— Exercise brief —
Find every line with the word "Loto". Copy those lines.

— Provided records —
------------------------
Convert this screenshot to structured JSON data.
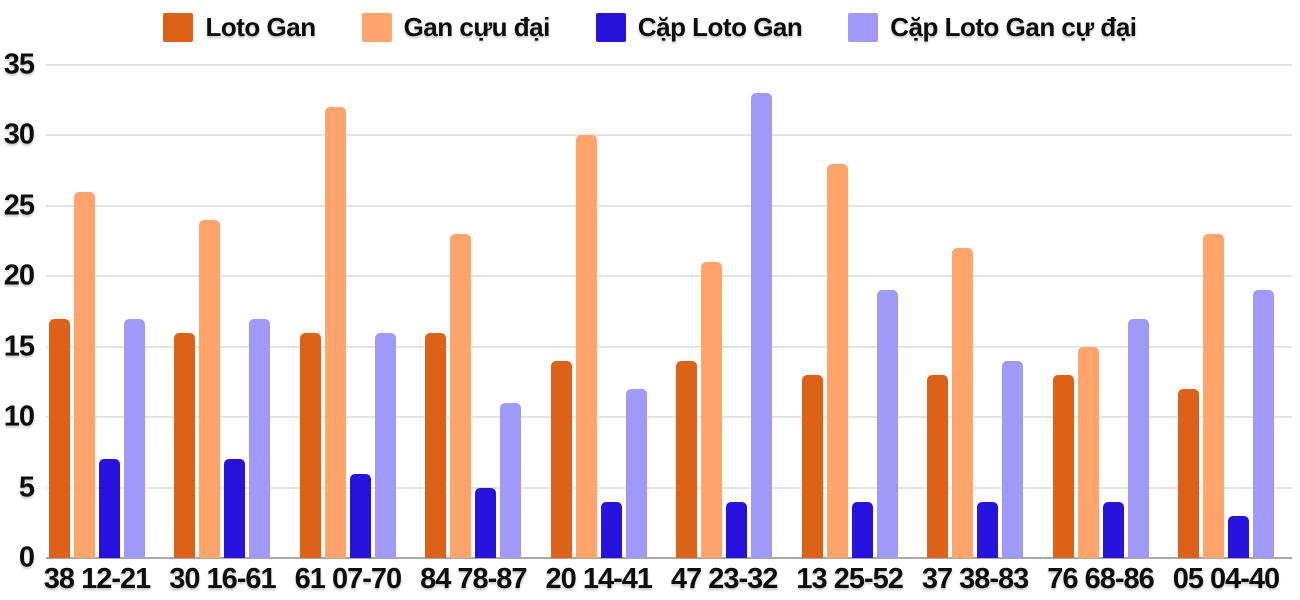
{
  "chart_data": {
    "type": "bar",
    "title": "",
    "xlabel": "",
    "ylabel": "",
    "categories": [
      "38 12-21",
      "30 16-61",
      "61 07-70",
      "84 78-87",
      "20 14-41",
      "47 23-32",
      "13 25-52",
      "37 38-83",
      "76 68-86",
      "05 04-40"
    ],
    "series": [
      {
        "name": "Loto Gan",
        "color": "#dd6117",
        "values": [
          17,
          16,
          16,
          16,
          14,
          14,
          13,
          13,
          13,
          12
        ]
      },
      {
        "name": "Gan cựu đại",
        "color": "#ffa46a",
        "values": [
          26,
          24,
          32,
          23,
          30,
          21,
          28,
          22,
          15,
          23
        ]
      },
      {
        "name": "Cặp Loto Gan",
        "color": "#2713dd",
        "values": [
          7,
          7,
          6,
          5,
          4,
          4,
          4,
          4,
          4,
          3
        ]
      },
      {
        "name": "Cặp Loto Gan cự đại",
        "color": "#a099f8",
        "values": [
          17,
          17,
          16,
          11,
          12,
          33,
          19,
          14,
          17,
          19
        ]
      }
    ],
    "ylim": [
      0,
      35
    ],
    "yticks": [
      0,
      5,
      10,
      15,
      20,
      25,
      30,
      35
    ],
    "grid": true,
    "legend_position": "top",
    "colors": {
      "background": "#ffffff",
      "gridline": "#e4e4e4",
      "axis_line": "#a9a9a9",
      "text": "#0d0d0d"
    }
  }
}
------------------------
— Exercise output —
        "name": "Loto Gan",
        "name": "Cặp Loto Gan",
        "name": "Cặp Loto Gan cự đại",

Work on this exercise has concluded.